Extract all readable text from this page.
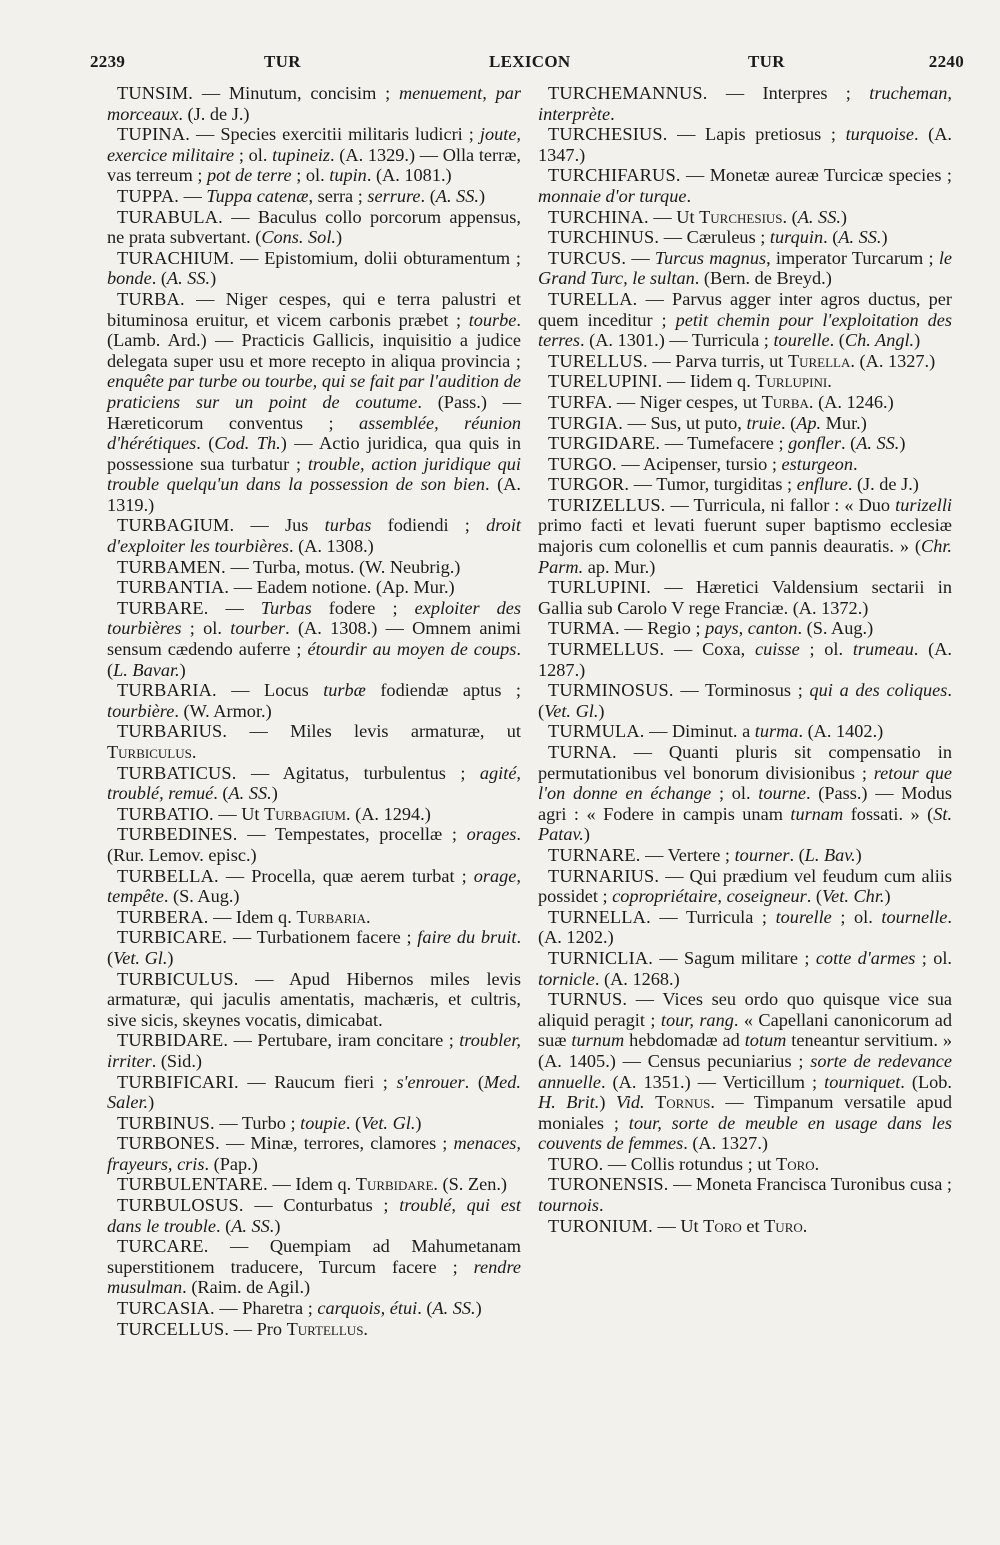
2239	TUR	LEXICON	TUR	2240

TUNSIM. — Minutum, concisim ; menuement, par morceaux. (J. de J.)

TUPINA. — Species exercitii militaris ludicri ; joute, exercice militaire ; ol. tupineiz. (A. 1329.) — Olla terræ, vas terreum ; pot de terre ; ol. tupin. (A. 1081.)

TUPPA. — Tuppa catenæ, serra ; serrure. (A. SS.)

TURABULA. — Baculus collo porcorum appensus, ne prata subvertant. (Cons. Sol.)

TURACHIUM. — Epistomium, dolii obturamentum ; bonde. (A. SS.)

TURBA. — Niger cespes, qui e terra palustri et bituminosa eruitur, et vicem carbonis præbet ; tourbe. (Lamb. Ard.) — Practicis Gallicis, inquisitio a judice delegata super usu et more recepto in aliqua provincia ; enquête par turbe ou tourbe, qui se fait par l'audition de praticiens sur un point de coutume. (Pass.) — Hæreticorum conventus ; assemblée, réunion d'hérétiques. (Cod. Th.) — Actio juridica, qua quis in possessione sua turbatur ; trouble, action juridique qui trouble quelqu'un dans la possession de son bien. (A. 1319.)

TURBAGIUM. — Jus turbas fodiendi ; droit d'exploiter les tourbières. (A. 1308.)

TURBAMEN. — Turba, motus. (W. Neubrig.)

TURBANTIA. — Eadem notione. (Ap. Mur.)

TURBARE. — Turbas fodere ; exploiter des tourbières ; ol. tourber. (A. 1308.) — Omnem animi sensum cædendo auferre ; étourdir au moyen de coups. (L. Bavar.)

TURBARIA. — Locus turbæ fodiendæ aptus ; tourbière. (W. Armor.)

TURBARIUS. — Miles levis armaturæ, ut Turbiculus.

TURBATICUS. — Agitatus, turbulentus ; agité, troublé, remué. (A. SS.)

TURBATIO. — Ut Turbagium. (A. 1294.)

TURBEDINES. — Tempestates, procellæ ; orages. (Rur. Lemov. episc.)

TURBELLA. — Procella, quæ aerem turbat ; orage, tempête. (S. Aug.)

TURBERA. — Idem q. Turbaria.

TURBICARE. — Turbationem facere ; faire du bruit. (Vet. Gl.)

TURBICULUS. — Apud Hibernos miles levis armaturæ, qui jaculis amentatis, machæris, et cultris, sive sicis, skeynes vocatis, dimicabat.

TURBIDARE. — Pertubare, iram concitare ; troubler, irriter. (Sid.)

TURBIFICARI. — Raucum fieri ; s'enrouer. (Med. Saler.)

TURBINUS. — Turbo ; toupie. (Vet. Gl.)

TURBONES. — Minæ, terrores, clamores ; menaces, frayeurs, cris. (Pap.)

TURBULENTARE. — Idem q. Turbidare. (S. Zen.)

TURBULOSUS. — Conturbatus ; troublé, qui est dans le trouble. (A. SS.)

TURCARE. — Quempiam ad Mahumetanam superstitionem traducere, Turcum facere ; rendre musulman. (Raim. de Agil.)

TURCASIA. — Pharetra ; carquois, étui. (A. SS.)

TURCELLUS. — Pro Turtellus.

TURCHEMANNUS. — Interpres ; trucheman, interprète.

TURCHESIUS. — Lapis pretiosus ; turquoise. (A. 1347.)

TURCHIFARUS. — Monetæ aureæ Turcicæ species ; monnaie d'or turque.

TURCHINA. — Ut Turchesius. (A. SS.)

TURCHINUS. — Cæruleus ; turquin. (A. SS.)

TURCUS. — Turcus magnus, imperator Turcarum ; le Grand Turc, le sultan. (Bern. de Breyd.)

TURELLA. — Parvus agger inter agros ductus, per quem inceditur ; petit chemin pour l'exploitation des terres. (A. 1301.) — Turricula ; tourelle. (Ch. Angl.)

TURELLUS. — Parva turris, ut Turella. (A. 1327.)

TURELUPINI. — Iidem q. Turlupini.

TURFA. — Niger cespes, ut Turba. (A. 1246.)

TURGIA. — Sus, ut puto, truie. (Ap. Mur.)

TURGIDARE. — Tumefacere ; gonfler. (A. SS.)

TURGO. — Acipenser, tursio ; esturgeon.

TURGOR. — Tumor, turgiditas ; enflure. (J. de J.)

TURIZELLUS. — Turricula, ni fallor : « Duo turizelli primo facti et levati fuerunt super baptismo ecclesiæ majoris cum colonellis et cum pannis deauratis. » (Chr. Parm. ap. Mur.)

TURLUPINI. — Hæretici Valdensium sectarii in Gallia sub Carolo V rege Franciæ. (A. 1372.)

TURMA. — Regio ; pays, canton. (S. Aug.)

TURMELLUS. — Coxa, cuisse ; ol. trumeau. (A. 1287.)

TURMINOSUS. — Torminosus ; qui a des coliques. (Vet. Gl.)

TURMULA. — Diminut. a turma. (A. 1402.)

TURNA. — Quanti pluris sit compensatio in permutationibus vel bonorum divisionibus ; retour que l'on donne en échange ; ol. tourne. (Pass.) — Modus agri : « Fodere in campis unam turnam fossati. » (St. Patav.)

TURNARE. — Vertere ; tourner. (L. Bav.)

TURNARIUS. — Qui prædium vel feudum cum aliis possidet ; copropriétaire, coseigneur. (Vet. Chr.)

TURNELLA. — Turricula ; tourelle ; ol. tournelle. (A. 1202.)

TURNICLIA. — Sagum militare ; cotte d'armes ; ol. tornicle. (A. 1268.)

TURNUS. — Vices seu ordo quo quisque vice sua aliquid peragit ; tour, rang. « Capellani canonicorum ad suæ turnum hebdomadæ ad totum teneantur servitium. » (A. 1405.) — Census pecuniarius ; sorte de redevance annuelle. (A. 1351.) — Verticillum ; tourniquet. (Lob. H. Brit.) Vid. Tornus. — Timpanum versatile apud moniales ; tour, sorte de meuble en usage dans les couvents de femmes. (A. 1327.)

TURO. — Collis rotundus ; ut Toro.

TURONENSIS. — Moneta Francisca Turonibus cusa ; tournois.

TURONIUM. — Ut Toro et Turo.
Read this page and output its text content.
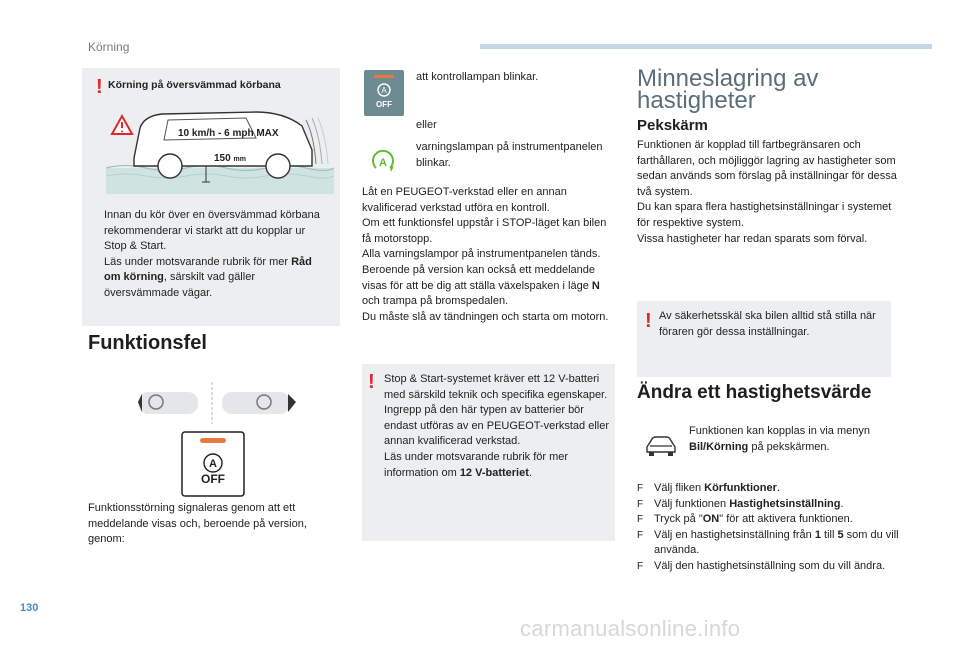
Körning
! Körning på översvämmad körbana
10 km/h - 6 mph MAX
150 mm
Innan du kör över en översvämmad körbana rekommenderar vi starkt att du kopplar ur Stop & Start.
Läs under motsvarande rubrik för mer Råd om körning, särskilt vad gäller översvämmade vägar.
Funktionsfel
A
OFF
Funktionsstörning signaleras genom att ett meddelande visas och, beroende på version, genom:
A
OFF
att kontrollampan blinkar.
eller
A
varningslampan på instrumentpanelen blinkar.
Låt en PEUGEOT-verkstad eller en annan kvalificerad verkstad utföra en kontroll.
Om ett funktionsfel uppstår i STOP-läget kan bilen få motorstopp.
Alla varningslampor på instrumentpanelen tänds.
Beroende på version kan också ett meddelande visas för att be dig att ställa växelspaken i läge N och trampa på bromspedalen.
Du måste slå av tändningen och starta om motorn.
! Stop & Start-systemet kräver ett 12 V-batteri med särskild teknik och specifika egenskaper.
Ingrepp på den här typen av batterier bör endast utföras av en PEUGEOT-verkstad eller annan kvalificerad verkstad.
Läs under motsvarande rubrik för mer information om 12 V-batteriet.
Minneslagring av hastigheter
Pekskärm
Funktionen är kopplad till fartbegränsaren och farthållaren, och möjliggör lagring av hastigheter som sedan används som förslag på inställningar för dessa två system.
Du kan spara flera hastighetsinställningar i systemet för respektive system.
Vissa hastigheter har redan sparats som förval.
! Av säkerhetsskäl ska bilen alltid stå stilla när föraren gör dessa inställningar.
Ändra ett hastighetsvärde
Funktionen kan kopplas in via menyn Bil/Körning på pekskärmen.
F Välj fliken Körfunktioner.
F Välj funktionen Hastighetsinställning.
F Tryck på "ON" för att aktivera funktionen.
F Välj en hastighetsinställning från 1 till 5 som du vill använda.
F Välj den hastighetsinställning som du vill ändra.
130
carmanualsonline.info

**Task brief**
What is needed here is an exact copy of all the entries, without the pictures.

**Output below**
Extract all readable text from this page.
2239	TUR	LEXICON	TUR	2240

TUNSIM. — Minutum, concisim ; menuement, par morceaux. (J. de J.)

TUPINA. — Species exercitii militaris ludicri ; joute, exercice militaire ; ol. tupineiz. (A. 1329.) — Olla terræ, vas terreum ; pot de terre ; ol. tupin. (A. 1081.)

TUPPA. — Tuppa catenæ, serra ; serrure. (A. SS.)

TURABULA. — Baculus collo porcorum appensus, ne prata subvertant. (Cons. Sol.)

TURACHIUM. — Epistomium, dolii obturamentum ; bonde. (A. SS.)

TURBA. — Niger cespes, qui e terra palustri et bituminosa eruitur, et vicem carbonis præbet ; tourbe. (Lamb. Ard.) — Practicis Gallicis, inquisitio a judice delegata super usu et more recepto in aliqua provincia ; enquête par turbe ou tourbe, qui se fait par l'audition de praticiens sur un point de coutume. (Pass.) — Hæreticorum conventus ; assemblée, réunion d'hérétiques. (Cod. Th.) — Actio juridica, qua quis in possessione sua turbatur ; trouble, action juridique qui trouble quelqu'un dans la possession de son bien. (A. 1319.)

TURBAGIUM. — Jus turbas fodiendi ; droit d'exploiter les tourbières. (A. 1308.)

TURBAMEN. — Turba, motus. (W. Neubrig.)

TURBANTIA. — Eadem notione. (Ap. Mur.)

TURBARE. — Turbas fodere ; exploiter des tourbières ; ol. tourber. (A. 1308.) — Omnem animi sensum cædendo auferre ; étourdir au moyen de coups. (L. Bavar.)

TURBARIA. — Locus turbæ fodiendæ aptus ; tourbière. (W. Armor.)

TURBARIUS. — Miles levis armaturæ, ut Turbiculus.

TURBATICUS. — Agitatus, turbulentus ; agité, troublé, remué. (A. SS.)

TURBATIO. — Ut Turbagium. (A. 1294.)

TURBEDINES. — Tempestates, procellæ ; orages. (Rur. Lemov. episc.)

TURBELLA. — Procella, quæ aerem turbat ; orage, tempête. (S. Aug.)

TURBERA. — Idem q. Turbaria.

TURBICARE. — Turbationem facere ; faire du bruit. (Vet. Gl.)

TURBICULUS. — Apud Hibernos miles levis armaturæ, qui jaculis amentatis, machæris, et cultris, sive sicis, skeynes vocatis, dimicabat.

TURBIDARE. — Pertubare, iram concitare ; troubler, irriter. (Sid.)

TURBIFICARI. — Raucum fieri ; s'enrouer. (Med. Saler.)

TURBINUS. — Turbo ; toupie. (Vet. Gl.)

TURBONES. — Minæ, terrores, clamores ; menaces, frayeurs, cris. (Pap.)

TURBULENTARE. — Idem q. Turbidare. (S. Zen.)

TURBULOSUS. — Conturbatus ; troublé, qui est dans le trouble. (A. SS.)

TURCARE. — Quempiam ad Mahumetanam superstitionem traducere, Turcum facere ; rendre musulman. (Raim. de Agil.)

TURCASIA. — Pharetra ; carquois, étui. (A. SS.)

TURCELLUS. — Pro Turtellus.

TURCHEMANNUS. — Interpres ; trucheman, interprète.

TURCHESIUS. — Lapis pretiosus ; turquoise. (A. 1347.)

TURCHIFARUS. — Monetæ aureæ Turcicæ species ; monnaie d'or turque.

TURCHINA. — Ut Turchesius. (A. SS.)

TURCHINUS. — Cæruleus ; turquin. (A. SS.)

TURCUS. — Turcus magnus, imperator Turcarum ; le Grand Turc, le sultan. (Bern. de Breyd.)

TURELLA. — Parvus agger inter agros ductus, per quem inceditur ; petit chemin pour l'exploitation des terres. (A. 1301.) — Turricula ; tourelle. (Ch. Angl.)

TURELLUS. — Parva turris, ut Turella. (A. 1327.)

TURELUPINI. — Iidem q. Turlupini.

TURFA. — Niger cespes, ut Turba. (A. 1246.)

TURGIA. — Sus, ut puto, truie. (Ap. Mur.)

TURGIDARE. — Tumefacere ; gonfler. (A. SS.)

TURGO. — Acipenser, tursio ; esturgeon.

TURGOR. — Tumor, turgiditas ; enflure. (J. de J.)

TURIZELLUS. — Turricula, ni fallor : « Duo turizelli primo facti et levati fuerunt super baptismo ecclesiæ majoris cum colonellis et cum pannis deauratis. » (Chr. Parm. ap. Mur.)

TURLUPINI. — Hæretici Valdensium sectarii in Gallia sub Carolo V rege Franciæ. (A. 1372.)

TURMA. — Regio ; pays, canton. (S. Aug.)

TURMELLUS. — Coxa, cuisse ; ol. trumeau. (A. 1287.)

TURMINOSUS. — Torminosus ; qui a des coliques. (Vet. Gl.)

TURMULA. — Diminut. a turma. (A. 1402.)

TURNA. — Quanti pluris sit compensatio in permutationibus vel bonorum divisionibus ; retour que l'on donne en échange ; ol. tourne. (Pass.) — Modus agri : « Fodere in campis unam turnam fossati. » (St. Patav.)

TURNARE. — Vertere ; tourner. (L. Bav.)

TURNARIUS. — Qui prædium vel feudum cum aliis possidet ; copropriétaire, coseigneur. (Vet. Chr.)

TURNELLA. — Turricula ; tourelle ; ol. tournelle. (A. 1202.)

TURNICLIA. — Sagum militare ; cotte d'armes ; ol. tornicle. (A. 1268.)

TURNUS. — Vices seu ordo quo quisque vice sua aliquid peragit ; tour, rang. « Capellani canonicorum ad suæ turnum hebdomadæ ad totum teneantur servitium. » (A. 1405.) — Census pecuniarius ; sorte de redevance annuelle. (A. 1351.) — Verticillum ; tourniquet. (Lob. H. Brit.) Vid. Tornus. — Timpanum versatile apud moniales ; tour, sorte de meuble en usage dans les couvents de femmes. (A. 1327.)

TURO. — Collis rotundus ; ut Toro.

TURONENSIS. — Moneta Francisca Turonibus cusa ; tournois.

TURONIUM. — Ut Toro et Turo.
Read this page and output its text content.
Körning
! Körning på översvämmad körbana
10 km/h - 6 mph MAX
150 mm
Innan du kör över en översvämmad körbana rekommenderar vi starkt att du kopplar ur Stop & Start.
Läs under motsvarande rubrik för mer Råd om körning, särskilt vad gäller översvämmade vägar.
Funktionsfel
A
OFF
Funktionsstörning signaleras genom att ett meddelande visas och, beroende på version, genom:
A
OFF
att kontrollampan blinkar.
eller
A
varningslampan på instrumentpanelen blinkar.
Låt en PEUGEOT-verkstad eller en annan kvalificerad verkstad utföra en kontroll.
Om ett funktionsfel uppstår i STOP-läget kan bilen få motorstopp.
Alla varningslampor på instrumentpanelen tänds.
Beroende på version kan också ett meddelande visas för att be dig att ställa växelspaken i läge N och trampa på bromspedalen.
Du måste slå av tändningen och starta om motorn.
! Stop & Start-systemet kräver ett 12 V-batteri med särskild teknik och specifika egenskaper.
Ingrepp på den här typen av batterier bör endast utföras av en PEUGEOT-verkstad eller annan kvalificerad verkstad.
Läs under motsvarande rubrik för mer information om 12 V-batteriet.
Minneslagring av hastigheter
Pekskärm
Funktionen är kopplad till fartbegränsaren och farthållaren, och möjliggör lagring av hastigheter som sedan används som förslag på inställningar för dessa två system.
Du kan spara flera hastighetsinställningar i systemet för respektive system.
Vissa hastigheter har redan sparats som förval.
! Av säkerhetsskäl ska bilen alltid stå stilla när föraren gör dessa inställningar.
Ändra ett hastighetsvärde
Funktionen kan kopplas in via menyn Bil/Körning på pekskärmen.
F Välj fliken Körfunktioner.
F Välj funktionen Hastighetsinställning.
F Tryck på "ON" för att aktivera funktionen.
F Välj en hastighetsinställning från 1 till 5 som du vill använda.
F Välj den hastighetsinställning som du vill ändra.
130
carmanualsonline.info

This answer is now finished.